**YOUR GOAL**: Your answer should be the complete data, copied exactly.

[Collected data entries]
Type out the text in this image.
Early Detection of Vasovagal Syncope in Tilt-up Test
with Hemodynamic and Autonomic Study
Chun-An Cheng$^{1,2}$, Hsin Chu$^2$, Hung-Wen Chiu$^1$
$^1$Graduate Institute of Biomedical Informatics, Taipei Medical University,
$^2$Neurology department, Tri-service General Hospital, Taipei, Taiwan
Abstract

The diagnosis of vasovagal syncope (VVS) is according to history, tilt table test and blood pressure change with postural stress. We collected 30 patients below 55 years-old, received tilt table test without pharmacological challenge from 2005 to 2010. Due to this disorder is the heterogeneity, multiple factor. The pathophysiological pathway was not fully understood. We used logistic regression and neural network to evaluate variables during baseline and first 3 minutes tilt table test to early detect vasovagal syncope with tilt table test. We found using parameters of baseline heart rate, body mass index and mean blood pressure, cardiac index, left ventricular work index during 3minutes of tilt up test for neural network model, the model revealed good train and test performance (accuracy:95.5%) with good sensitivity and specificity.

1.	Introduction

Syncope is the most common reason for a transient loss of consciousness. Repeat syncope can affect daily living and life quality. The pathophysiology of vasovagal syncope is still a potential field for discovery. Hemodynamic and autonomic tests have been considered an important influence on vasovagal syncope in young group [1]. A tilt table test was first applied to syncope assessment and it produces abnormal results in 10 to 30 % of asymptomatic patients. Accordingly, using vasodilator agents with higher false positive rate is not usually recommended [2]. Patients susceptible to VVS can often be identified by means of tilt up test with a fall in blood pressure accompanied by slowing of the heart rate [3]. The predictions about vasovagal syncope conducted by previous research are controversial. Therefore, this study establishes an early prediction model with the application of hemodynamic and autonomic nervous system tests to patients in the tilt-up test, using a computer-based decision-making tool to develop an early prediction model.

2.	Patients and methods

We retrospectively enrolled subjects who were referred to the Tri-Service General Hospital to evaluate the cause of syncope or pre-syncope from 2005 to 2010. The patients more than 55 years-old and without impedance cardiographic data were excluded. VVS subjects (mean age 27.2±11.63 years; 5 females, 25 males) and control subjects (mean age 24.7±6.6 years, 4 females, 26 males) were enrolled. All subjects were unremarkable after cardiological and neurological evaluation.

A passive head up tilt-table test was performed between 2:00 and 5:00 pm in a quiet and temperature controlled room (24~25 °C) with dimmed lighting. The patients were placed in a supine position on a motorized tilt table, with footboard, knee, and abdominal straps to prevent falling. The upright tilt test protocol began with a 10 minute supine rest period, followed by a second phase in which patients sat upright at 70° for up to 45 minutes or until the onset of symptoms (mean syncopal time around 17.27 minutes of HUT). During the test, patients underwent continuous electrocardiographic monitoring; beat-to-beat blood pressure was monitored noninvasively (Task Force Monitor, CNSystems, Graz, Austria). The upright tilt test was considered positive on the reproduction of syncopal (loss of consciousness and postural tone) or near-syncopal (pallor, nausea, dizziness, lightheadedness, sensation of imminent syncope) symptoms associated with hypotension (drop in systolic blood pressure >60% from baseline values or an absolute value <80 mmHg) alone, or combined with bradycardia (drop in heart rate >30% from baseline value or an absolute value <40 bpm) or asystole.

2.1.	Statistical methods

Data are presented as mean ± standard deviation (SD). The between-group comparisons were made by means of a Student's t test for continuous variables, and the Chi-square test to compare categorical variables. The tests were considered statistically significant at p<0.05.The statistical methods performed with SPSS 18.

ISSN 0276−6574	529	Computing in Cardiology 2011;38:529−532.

**EXERCISE ANSWER**:
Type out the text in this image.
Early Detection of Vasovagal Syncope in Tilt-up Test
with Hemodynamic and Autonomic Study
Chun-An Cheng$^{1,2}$, Hsin Chu$^2$, Hung-Wen Chiu$^1$
$^1$Graduate Institute of Biomedical Informatics, Taipei Medical University,
$^2$Neurology department, Tri-service General Hospital, Taipei, Taiwan
Abstract

The diagnosis of vasovagal syncope (VVS) is according to history, tilt table test and blood pressure change with postural stress. We collected 30 patients below 55 years-old, received tilt table test without pharmacological challenge from 2005 to 2010. Due to this disorder is the heterogeneity, multiple factor. The pathophysiological pathway was not fully understood. We used logistic regression and neural network to evaluate variables during baseline and first 3 minutes tilt table test to early detect vasovagal syncope with tilt table test. We found using parameters of baseline heart rate, body mass index and mean blood pressure, cardiac index, left ventricular work index during 3minutes of tilt up test for neural network model, the model revealed good train and test performance (accuracy:95.5%) with good sensitivity and specificity.

1.	Introduction

Syncope is the most common reason for a transient loss of consciousness. Repeat syncope can affect daily living and life quality. The pathophysiology of vasovagal syncope is still a potential field for discovery. Hemodynamic and autonomic tests have been considered an important influence on vasovagal syncope in young group [1]. A tilt table test was first applied to syncope assessment and it produces abnormal results in 10 to 30 % of asymptomatic patients. Accordingly, using vasodilator agents with higher false positive rate is not usually recommended [2]. Patients susceptible to VVS can often be identified by means of tilt up test with a fall in blood pressure accompanied by slowing of the heart rate [3]. The predictions about vasovagal syncope conducted by previous research are controversial. Therefore, this study establishes an early prediction model with the application of hemodynamic and autonomic nervous system tests to patients in the tilt-up test, using a computer-based decision-making tool to develop an early prediction model.

2.	Patients and methods

We retrospectively enrolled subjects who were referred to the Tri-Service General Hospital to evaluate the cause of syncope or pre-syncope from 2005 to 2010. The patients more than 55 years-old and without impedance cardiographic data were excluded. VVS subjects (mean age 27.2±11.63 years; 5 females, 25 males) and control subjects (mean age 24.7±6.6 years, 4 females, 26 males) were enrolled. All subjects were unremarkable after cardiological and neurological evaluation.

A passive head up tilt-table test was performed between 2:00 and 5:00 pm in a quiet and temperature controlled room (24~25 °C) with dimmed lighting. The patients were placed in a supine position on a motorized tilt table, with footboard, knee, and abdominal straps to prevent falling. The upright tilt test protocol began with a 10 minute supine rest period, followed by a second phase in which patients sat upright at 70° for up to 45 minutes or until the onset of symptoms (mean syncopal time around 17.27 minutes of HUT). During the test, patients underwent continuous electrocardiographic monitoring; beat-to-beat blood pressure was monitored noninvasively (Task Force Monitor, CNSystems, Graz, Austria). The upright tilt test was considered positive on the reproduction of syncopal (loss of consciousness and postural tone) or near-syncopal (pallor, nausea, dizziness, lightheadedness, sensation of imminent syncope) symptoms associated with hypotension (drop in systolic blood pressure >60% from baseline values or an absolute value <80 mmHg) alone, or combined with bradycardia (drop in heart rate >30% from baseline value or an absolute value <40 bpm) or asystole.

2.1.	Statistical methods

Data are presented as mean ± standard deviation (SD). The between-group comparisons were made by means of a Student's t test for continuous variables, and the Chi-square test to compare categorical variables. The tests were considered statistically significant at p<0.05.The statistical methods performed with SPSS 18.

ISSN 0276−6574	529	Computing in Cardiology 2011;38:529−532.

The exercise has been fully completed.